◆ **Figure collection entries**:
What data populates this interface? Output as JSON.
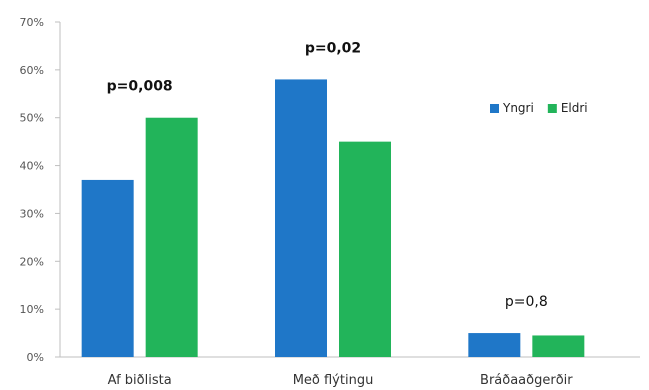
{
  "chart_data": {
    "type": "bar",
    "categories": [
      "Af biðlista",
      "Með flýtingu",
      "Bráðaaðgerðir"
    ],
    "series": [
      {
        "name": "Yngri",
        "values": [
          37,
          58,
          5
        ],
        "color": "#1f77c8"
      },
      {
        "name": "Eldri",
        "values": [
          50,
          45,
          4.5
        ],
        "color": "#22b45a"
      }
    ],
    "y_ticks": [
      "0%",
      "10%",
      "20%",
      "30%",
      "40%",
      "50%",
      "60%",
      "70%"
    ],
    "ylim": [
      0,
      70
    ],
    "annotations": [
      {
        "text": "p=0,008",
        "bold": true
      },
      {
        "text": "p=0,02",
        "bold": true
      },
      {
        "text": "p=0,8",
        "bold": false
      }
    ],
    "legend_position": "right",
    "grid": false
  }
}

◆ **What the task asks**: Transcribe all the data word for word; the images stay out.

◆ **The output**:
What data populates this interface? Output as JSON.
{
  "chart_data": {
    "type": "bar",
    "categories": [
      "Af biðlista",
      "Með flýtingu",
      "Bráðaaðgerðir"
    ],
    "series": [
      {
        "name": "Yngri",
        "values": [
          37,
          58,
          5
        ],
        "color": "#1f77c8"
      },
      {
        "name": "Eldri",
        "values": [
          50,
          45,
          4.5
        ],
        "color": "#22b45a"
      }
    ],
    "y_ticks": [
      "0%",
      "10%",
      "20%",
      "30%",
      "40%",
      "50%",
      "60%",
      "70%"
    ],
    "ylim": [
      0,
      70
    ],
    "annotations": [
      {
        "text": "p=0,008",
        "bold": true
      },
      {
        "text": "p=0,02",
        "bold": true
      },
      {
        "text": "p=0,8",
        "bold": false
      }
    ],
    "legend_position": "right",
    "grid": false
  }
}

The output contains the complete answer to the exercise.